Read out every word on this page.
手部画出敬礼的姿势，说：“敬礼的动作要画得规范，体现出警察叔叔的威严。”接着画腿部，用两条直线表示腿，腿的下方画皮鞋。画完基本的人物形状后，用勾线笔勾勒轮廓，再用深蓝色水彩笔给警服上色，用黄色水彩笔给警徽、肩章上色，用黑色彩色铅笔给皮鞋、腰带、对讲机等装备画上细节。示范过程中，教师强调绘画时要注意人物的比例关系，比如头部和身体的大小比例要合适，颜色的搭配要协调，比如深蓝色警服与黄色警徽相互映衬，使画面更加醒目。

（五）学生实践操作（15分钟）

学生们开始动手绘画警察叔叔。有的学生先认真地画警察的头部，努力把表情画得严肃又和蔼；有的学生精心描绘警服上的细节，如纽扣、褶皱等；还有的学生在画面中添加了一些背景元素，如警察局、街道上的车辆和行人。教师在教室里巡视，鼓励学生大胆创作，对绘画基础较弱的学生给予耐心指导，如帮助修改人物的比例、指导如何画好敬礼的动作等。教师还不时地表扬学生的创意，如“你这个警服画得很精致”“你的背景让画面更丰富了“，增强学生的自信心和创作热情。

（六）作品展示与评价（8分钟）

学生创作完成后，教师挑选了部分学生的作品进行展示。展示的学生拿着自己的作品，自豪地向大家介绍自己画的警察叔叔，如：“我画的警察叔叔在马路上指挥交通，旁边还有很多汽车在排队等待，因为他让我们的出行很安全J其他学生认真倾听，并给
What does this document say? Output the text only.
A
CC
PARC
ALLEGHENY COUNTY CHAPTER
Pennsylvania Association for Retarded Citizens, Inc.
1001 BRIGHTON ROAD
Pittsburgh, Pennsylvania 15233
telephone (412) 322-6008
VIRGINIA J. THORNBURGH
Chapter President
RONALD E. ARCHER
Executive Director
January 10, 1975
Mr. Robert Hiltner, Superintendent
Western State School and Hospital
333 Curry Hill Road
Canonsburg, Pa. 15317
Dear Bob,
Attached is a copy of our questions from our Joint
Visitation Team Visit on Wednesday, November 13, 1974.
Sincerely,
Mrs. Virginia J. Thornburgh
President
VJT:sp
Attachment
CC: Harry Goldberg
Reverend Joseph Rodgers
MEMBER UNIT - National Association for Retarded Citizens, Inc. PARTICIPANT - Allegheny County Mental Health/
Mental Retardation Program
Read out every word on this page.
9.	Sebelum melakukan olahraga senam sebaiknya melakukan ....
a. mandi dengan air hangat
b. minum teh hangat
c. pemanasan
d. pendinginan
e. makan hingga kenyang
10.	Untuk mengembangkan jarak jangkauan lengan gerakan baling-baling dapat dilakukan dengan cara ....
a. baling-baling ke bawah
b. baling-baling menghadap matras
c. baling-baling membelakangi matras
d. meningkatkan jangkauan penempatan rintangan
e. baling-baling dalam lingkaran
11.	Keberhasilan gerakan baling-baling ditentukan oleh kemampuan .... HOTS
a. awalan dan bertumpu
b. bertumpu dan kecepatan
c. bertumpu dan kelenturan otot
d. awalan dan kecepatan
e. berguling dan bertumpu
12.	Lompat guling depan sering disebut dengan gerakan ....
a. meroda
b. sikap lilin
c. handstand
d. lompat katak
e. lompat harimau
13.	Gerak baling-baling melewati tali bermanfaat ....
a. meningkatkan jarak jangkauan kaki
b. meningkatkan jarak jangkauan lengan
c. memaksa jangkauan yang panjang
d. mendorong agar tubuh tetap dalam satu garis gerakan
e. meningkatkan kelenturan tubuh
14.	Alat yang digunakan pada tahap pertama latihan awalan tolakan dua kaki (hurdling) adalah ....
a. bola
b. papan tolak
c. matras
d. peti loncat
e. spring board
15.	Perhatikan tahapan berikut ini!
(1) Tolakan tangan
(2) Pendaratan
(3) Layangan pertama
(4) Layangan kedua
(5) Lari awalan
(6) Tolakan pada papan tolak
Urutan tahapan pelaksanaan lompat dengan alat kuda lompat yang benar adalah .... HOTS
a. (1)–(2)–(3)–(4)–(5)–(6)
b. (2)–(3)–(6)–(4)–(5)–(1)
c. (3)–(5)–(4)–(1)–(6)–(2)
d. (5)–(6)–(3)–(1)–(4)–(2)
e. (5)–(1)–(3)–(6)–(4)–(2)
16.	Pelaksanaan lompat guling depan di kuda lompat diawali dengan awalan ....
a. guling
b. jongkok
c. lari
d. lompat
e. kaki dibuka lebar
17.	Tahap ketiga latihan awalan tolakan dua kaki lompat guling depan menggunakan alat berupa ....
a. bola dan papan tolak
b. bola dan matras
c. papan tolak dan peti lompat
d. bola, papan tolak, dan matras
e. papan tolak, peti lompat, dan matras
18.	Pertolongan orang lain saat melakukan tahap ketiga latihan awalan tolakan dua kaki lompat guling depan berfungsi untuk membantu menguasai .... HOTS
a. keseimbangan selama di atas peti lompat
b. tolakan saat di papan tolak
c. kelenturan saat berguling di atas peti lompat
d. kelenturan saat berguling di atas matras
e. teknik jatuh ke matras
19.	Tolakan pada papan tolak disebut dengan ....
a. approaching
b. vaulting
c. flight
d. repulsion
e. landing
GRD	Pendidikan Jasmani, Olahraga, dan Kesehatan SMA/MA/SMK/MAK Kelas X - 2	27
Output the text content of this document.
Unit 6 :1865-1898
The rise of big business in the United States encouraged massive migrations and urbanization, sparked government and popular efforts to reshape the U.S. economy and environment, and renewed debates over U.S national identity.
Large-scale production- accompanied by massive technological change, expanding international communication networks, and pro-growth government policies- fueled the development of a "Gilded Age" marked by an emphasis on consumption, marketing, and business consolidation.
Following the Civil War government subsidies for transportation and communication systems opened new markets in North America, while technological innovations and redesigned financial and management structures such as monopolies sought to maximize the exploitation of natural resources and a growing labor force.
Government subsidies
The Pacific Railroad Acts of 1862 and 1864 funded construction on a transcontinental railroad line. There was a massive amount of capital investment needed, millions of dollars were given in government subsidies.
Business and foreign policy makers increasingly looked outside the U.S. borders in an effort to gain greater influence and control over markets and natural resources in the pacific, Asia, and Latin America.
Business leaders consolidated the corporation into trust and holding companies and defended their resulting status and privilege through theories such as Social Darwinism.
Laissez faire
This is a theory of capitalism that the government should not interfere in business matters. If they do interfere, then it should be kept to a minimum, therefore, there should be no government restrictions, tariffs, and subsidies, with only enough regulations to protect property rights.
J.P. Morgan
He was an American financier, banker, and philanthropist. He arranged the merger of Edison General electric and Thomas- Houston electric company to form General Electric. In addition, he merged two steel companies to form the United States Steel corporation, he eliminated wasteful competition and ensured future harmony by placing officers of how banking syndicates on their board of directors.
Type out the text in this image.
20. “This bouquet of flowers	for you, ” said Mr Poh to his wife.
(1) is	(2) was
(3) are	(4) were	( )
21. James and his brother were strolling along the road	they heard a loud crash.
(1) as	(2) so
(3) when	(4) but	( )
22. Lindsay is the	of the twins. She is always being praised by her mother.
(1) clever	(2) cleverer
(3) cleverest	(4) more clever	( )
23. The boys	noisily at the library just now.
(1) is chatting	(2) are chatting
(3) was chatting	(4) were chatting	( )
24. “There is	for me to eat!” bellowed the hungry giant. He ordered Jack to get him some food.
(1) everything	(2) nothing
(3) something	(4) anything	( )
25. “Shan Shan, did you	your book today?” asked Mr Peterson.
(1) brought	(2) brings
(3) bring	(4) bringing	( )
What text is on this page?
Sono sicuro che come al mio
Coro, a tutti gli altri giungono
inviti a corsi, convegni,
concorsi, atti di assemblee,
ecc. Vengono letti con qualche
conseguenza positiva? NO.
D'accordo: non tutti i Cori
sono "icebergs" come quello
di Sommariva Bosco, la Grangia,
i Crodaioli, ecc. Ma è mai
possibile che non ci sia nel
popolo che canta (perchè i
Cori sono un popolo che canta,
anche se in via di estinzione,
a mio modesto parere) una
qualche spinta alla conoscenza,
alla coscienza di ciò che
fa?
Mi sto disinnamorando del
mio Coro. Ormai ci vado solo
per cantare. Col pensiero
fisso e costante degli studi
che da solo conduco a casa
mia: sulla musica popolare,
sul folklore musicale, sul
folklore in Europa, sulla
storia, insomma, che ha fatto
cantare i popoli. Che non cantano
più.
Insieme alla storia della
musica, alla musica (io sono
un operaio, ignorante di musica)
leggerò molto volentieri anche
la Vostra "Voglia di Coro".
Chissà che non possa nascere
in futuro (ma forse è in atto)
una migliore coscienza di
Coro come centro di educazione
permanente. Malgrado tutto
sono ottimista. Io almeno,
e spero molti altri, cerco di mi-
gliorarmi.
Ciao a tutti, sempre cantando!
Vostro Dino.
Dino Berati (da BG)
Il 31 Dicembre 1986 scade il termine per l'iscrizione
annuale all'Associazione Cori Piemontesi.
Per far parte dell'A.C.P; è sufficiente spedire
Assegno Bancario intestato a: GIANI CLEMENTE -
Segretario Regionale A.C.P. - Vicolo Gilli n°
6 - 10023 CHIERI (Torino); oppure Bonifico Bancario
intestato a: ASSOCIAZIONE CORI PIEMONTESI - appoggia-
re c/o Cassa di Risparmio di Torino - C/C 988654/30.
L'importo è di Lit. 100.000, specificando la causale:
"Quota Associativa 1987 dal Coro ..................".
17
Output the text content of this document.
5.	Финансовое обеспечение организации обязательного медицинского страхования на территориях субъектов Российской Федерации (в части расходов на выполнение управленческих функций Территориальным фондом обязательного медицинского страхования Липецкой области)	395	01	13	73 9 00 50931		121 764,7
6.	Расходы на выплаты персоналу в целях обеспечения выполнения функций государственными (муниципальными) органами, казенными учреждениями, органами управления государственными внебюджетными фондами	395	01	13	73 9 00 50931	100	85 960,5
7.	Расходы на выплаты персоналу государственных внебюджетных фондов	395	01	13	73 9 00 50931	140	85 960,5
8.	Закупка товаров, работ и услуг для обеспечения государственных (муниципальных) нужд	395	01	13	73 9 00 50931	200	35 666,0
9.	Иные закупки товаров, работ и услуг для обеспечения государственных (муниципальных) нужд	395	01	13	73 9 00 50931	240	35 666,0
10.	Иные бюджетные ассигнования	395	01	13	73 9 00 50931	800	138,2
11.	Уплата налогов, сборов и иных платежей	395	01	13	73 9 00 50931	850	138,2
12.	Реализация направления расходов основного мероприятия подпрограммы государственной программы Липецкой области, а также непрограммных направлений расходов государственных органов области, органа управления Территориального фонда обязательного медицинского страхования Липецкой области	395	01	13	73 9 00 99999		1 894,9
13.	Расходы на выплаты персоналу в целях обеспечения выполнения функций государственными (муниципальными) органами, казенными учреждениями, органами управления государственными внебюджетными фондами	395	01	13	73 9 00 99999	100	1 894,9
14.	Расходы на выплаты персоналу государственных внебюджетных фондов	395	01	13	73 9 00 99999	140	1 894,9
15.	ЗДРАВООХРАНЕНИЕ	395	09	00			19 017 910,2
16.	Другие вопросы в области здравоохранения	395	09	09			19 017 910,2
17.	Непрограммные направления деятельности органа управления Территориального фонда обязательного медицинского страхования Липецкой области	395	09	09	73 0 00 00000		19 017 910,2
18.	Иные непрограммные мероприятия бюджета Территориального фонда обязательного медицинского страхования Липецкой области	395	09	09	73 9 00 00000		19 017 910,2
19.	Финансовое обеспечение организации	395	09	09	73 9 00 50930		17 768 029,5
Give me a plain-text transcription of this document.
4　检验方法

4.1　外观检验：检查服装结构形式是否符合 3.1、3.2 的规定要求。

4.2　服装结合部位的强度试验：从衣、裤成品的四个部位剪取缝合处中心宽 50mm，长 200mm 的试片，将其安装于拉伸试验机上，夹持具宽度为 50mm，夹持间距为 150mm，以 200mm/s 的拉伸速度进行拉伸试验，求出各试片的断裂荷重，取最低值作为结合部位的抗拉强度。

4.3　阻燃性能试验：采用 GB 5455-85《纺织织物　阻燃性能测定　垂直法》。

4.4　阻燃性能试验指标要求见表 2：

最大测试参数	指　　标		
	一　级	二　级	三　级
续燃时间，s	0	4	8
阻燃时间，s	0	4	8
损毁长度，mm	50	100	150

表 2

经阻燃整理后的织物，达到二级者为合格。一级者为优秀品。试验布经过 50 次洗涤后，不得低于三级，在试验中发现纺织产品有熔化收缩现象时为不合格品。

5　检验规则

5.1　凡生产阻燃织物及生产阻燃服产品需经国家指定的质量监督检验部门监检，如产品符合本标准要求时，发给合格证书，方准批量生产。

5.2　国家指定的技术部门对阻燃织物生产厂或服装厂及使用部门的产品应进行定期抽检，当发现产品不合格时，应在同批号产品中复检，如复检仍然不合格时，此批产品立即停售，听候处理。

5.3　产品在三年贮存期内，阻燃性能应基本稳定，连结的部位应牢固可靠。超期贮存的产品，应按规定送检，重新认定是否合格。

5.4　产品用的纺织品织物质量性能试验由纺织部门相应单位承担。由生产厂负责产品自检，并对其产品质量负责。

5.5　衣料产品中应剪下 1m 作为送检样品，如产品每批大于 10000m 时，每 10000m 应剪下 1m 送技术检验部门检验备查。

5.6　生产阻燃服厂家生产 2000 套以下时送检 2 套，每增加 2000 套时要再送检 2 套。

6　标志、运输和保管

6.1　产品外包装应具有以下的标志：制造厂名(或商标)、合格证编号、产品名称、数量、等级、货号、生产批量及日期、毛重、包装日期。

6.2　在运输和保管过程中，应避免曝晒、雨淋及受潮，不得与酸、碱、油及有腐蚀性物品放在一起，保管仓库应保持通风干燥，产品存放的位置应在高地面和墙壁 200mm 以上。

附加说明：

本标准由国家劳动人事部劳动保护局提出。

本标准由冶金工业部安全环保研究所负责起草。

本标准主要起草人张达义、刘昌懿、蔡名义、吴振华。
※
PROBLEM DESCRIPTION
In the entries above, find lines with "hangat" and copy each.

SOLUTION TO THIS PROBLEM
a. mandi dengan air hangat
b. minum teh hangat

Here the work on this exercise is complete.